> **What you will do**
Gather each line in the entries that includes the string "Zbuduj".

> **Data extract**
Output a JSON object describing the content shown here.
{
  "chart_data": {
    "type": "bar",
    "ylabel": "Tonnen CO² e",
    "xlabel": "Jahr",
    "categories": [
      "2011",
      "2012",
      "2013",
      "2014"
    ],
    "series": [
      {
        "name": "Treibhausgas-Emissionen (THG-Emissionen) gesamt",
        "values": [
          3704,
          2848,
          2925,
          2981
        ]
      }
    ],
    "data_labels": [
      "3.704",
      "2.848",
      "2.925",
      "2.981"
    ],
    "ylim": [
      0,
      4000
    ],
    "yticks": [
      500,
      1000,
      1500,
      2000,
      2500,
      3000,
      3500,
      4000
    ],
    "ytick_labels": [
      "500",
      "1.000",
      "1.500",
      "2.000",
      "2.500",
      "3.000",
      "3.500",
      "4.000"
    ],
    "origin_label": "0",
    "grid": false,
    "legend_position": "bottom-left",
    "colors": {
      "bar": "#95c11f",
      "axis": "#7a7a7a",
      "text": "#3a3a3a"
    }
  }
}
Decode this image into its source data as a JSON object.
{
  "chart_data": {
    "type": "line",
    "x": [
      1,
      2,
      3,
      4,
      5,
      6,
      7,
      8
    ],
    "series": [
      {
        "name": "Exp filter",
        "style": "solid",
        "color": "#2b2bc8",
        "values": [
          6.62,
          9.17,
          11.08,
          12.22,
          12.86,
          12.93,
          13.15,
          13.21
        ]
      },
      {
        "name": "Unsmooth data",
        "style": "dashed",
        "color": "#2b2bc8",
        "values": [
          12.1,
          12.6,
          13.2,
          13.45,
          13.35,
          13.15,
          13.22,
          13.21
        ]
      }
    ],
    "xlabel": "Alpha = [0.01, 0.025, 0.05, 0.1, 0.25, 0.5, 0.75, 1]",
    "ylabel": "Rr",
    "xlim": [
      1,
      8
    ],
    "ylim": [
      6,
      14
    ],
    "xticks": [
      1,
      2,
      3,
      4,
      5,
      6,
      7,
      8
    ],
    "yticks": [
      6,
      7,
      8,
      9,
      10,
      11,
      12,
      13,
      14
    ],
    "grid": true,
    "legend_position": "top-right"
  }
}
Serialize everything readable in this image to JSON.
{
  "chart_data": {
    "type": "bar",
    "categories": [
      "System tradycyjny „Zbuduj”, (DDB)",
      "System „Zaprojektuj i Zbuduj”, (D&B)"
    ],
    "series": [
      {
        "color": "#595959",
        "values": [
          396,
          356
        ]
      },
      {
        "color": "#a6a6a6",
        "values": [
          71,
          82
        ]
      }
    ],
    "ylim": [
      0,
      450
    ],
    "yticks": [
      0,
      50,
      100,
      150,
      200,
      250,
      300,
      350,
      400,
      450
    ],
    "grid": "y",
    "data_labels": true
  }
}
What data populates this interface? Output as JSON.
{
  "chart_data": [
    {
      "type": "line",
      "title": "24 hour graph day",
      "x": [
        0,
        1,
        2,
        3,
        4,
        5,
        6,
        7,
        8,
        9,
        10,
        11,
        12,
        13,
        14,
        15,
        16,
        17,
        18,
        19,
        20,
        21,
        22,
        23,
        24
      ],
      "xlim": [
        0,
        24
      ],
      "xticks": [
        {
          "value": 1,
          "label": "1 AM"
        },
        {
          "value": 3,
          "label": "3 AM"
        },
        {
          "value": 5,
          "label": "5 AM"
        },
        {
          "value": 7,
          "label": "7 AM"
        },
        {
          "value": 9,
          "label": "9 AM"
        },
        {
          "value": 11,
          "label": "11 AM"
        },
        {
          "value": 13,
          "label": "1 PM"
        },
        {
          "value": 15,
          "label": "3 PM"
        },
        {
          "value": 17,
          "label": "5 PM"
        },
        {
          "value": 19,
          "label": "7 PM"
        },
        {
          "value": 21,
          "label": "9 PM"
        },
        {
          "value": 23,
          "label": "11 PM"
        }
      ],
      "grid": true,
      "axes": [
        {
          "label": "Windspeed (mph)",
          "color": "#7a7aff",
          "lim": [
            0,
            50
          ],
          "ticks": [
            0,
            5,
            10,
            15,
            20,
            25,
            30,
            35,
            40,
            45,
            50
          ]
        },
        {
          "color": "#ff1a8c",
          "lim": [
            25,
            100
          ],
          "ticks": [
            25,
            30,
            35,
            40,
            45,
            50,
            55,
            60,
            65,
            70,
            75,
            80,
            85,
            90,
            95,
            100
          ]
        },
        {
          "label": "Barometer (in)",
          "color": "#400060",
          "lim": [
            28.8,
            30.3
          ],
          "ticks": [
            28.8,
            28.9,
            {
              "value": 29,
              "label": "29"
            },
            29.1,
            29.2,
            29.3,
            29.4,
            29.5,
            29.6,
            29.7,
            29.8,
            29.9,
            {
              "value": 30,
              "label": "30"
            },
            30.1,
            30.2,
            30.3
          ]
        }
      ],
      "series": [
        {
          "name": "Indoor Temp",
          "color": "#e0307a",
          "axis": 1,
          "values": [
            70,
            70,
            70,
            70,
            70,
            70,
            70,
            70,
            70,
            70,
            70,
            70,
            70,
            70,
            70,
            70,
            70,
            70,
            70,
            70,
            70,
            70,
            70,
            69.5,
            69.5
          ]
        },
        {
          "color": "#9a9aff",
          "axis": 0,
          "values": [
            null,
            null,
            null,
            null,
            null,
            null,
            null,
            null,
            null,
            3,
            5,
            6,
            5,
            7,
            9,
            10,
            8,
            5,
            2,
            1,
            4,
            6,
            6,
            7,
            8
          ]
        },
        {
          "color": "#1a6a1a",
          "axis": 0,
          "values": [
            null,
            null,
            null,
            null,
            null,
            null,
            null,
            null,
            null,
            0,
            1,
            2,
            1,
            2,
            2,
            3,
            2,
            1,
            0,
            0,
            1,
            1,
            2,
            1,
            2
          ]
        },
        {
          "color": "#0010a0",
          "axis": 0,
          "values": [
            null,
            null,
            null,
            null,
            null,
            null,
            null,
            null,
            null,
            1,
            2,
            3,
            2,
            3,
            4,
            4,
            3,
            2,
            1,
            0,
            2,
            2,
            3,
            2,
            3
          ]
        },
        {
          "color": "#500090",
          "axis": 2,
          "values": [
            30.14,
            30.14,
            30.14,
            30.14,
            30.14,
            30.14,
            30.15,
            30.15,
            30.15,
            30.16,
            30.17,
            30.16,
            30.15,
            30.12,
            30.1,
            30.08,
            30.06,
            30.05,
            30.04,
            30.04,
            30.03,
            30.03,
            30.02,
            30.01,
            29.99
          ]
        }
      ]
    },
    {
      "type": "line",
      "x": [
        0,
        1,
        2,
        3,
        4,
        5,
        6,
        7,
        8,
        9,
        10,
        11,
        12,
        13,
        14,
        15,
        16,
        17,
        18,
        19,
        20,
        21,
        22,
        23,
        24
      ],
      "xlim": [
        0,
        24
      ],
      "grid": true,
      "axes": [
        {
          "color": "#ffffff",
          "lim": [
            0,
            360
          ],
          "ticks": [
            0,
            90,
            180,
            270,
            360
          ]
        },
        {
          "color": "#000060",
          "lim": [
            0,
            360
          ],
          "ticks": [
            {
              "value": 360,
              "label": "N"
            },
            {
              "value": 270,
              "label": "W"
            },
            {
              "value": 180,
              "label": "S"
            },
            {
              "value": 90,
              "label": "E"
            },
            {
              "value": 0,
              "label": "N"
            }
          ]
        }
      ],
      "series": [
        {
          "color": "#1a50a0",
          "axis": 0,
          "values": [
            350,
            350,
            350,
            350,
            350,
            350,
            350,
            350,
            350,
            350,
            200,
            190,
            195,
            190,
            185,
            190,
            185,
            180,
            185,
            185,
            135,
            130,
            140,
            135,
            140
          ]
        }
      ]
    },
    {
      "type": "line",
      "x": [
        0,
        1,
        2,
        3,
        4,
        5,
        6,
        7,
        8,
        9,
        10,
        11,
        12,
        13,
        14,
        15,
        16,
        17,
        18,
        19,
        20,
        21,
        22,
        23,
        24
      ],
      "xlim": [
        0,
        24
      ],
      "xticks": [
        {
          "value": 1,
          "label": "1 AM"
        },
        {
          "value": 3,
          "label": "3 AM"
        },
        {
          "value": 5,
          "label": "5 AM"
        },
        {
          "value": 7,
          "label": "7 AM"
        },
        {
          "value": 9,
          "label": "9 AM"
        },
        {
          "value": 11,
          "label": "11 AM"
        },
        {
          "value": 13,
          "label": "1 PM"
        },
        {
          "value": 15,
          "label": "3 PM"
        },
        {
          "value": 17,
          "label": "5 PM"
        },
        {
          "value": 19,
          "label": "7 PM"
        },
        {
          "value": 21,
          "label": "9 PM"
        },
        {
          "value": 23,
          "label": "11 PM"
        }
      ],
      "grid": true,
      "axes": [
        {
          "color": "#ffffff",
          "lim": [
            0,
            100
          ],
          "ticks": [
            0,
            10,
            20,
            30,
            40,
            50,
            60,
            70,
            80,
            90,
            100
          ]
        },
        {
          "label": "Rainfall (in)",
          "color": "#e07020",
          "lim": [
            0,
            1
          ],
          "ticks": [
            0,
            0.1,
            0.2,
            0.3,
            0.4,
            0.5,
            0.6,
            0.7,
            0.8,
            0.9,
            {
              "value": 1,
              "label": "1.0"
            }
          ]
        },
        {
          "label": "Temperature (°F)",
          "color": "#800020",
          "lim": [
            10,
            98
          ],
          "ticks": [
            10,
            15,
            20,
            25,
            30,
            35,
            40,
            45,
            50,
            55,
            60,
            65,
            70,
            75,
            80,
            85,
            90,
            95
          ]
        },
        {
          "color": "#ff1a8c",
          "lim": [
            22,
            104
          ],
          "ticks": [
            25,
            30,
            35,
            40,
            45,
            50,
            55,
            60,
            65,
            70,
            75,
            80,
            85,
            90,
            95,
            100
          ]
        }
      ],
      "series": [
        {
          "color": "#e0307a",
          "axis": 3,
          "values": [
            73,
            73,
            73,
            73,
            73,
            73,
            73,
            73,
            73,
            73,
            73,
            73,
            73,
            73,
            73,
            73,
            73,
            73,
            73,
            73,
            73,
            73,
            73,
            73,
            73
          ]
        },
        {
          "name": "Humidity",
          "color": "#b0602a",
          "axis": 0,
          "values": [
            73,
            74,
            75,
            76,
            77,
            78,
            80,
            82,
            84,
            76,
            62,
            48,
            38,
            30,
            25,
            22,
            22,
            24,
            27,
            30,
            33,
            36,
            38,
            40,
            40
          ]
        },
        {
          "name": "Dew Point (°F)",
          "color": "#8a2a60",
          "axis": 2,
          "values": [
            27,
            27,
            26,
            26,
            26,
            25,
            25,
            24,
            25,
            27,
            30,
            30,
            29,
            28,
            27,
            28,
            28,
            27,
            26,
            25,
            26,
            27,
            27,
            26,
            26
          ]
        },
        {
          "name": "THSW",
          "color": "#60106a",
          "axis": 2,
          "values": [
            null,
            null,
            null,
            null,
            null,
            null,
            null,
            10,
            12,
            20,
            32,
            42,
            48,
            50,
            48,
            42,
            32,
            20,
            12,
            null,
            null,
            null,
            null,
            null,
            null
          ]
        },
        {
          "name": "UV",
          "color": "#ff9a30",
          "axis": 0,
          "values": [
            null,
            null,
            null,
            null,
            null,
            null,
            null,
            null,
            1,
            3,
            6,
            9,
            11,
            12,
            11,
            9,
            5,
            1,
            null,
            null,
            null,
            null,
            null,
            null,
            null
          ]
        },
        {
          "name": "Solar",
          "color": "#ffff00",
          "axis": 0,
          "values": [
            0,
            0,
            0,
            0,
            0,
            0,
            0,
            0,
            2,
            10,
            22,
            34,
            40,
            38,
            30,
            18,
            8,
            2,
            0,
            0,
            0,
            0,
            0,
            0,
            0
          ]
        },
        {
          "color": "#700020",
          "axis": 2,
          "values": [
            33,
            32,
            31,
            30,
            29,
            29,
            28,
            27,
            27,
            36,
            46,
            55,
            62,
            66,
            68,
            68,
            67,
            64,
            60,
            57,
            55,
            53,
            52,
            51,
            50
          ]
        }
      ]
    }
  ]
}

> **Solution for this task**
      "System tradycyjny „Zbuduj”, (DDB)",
      "System „Zaprojektuj i Zbuduj”, (D&B)"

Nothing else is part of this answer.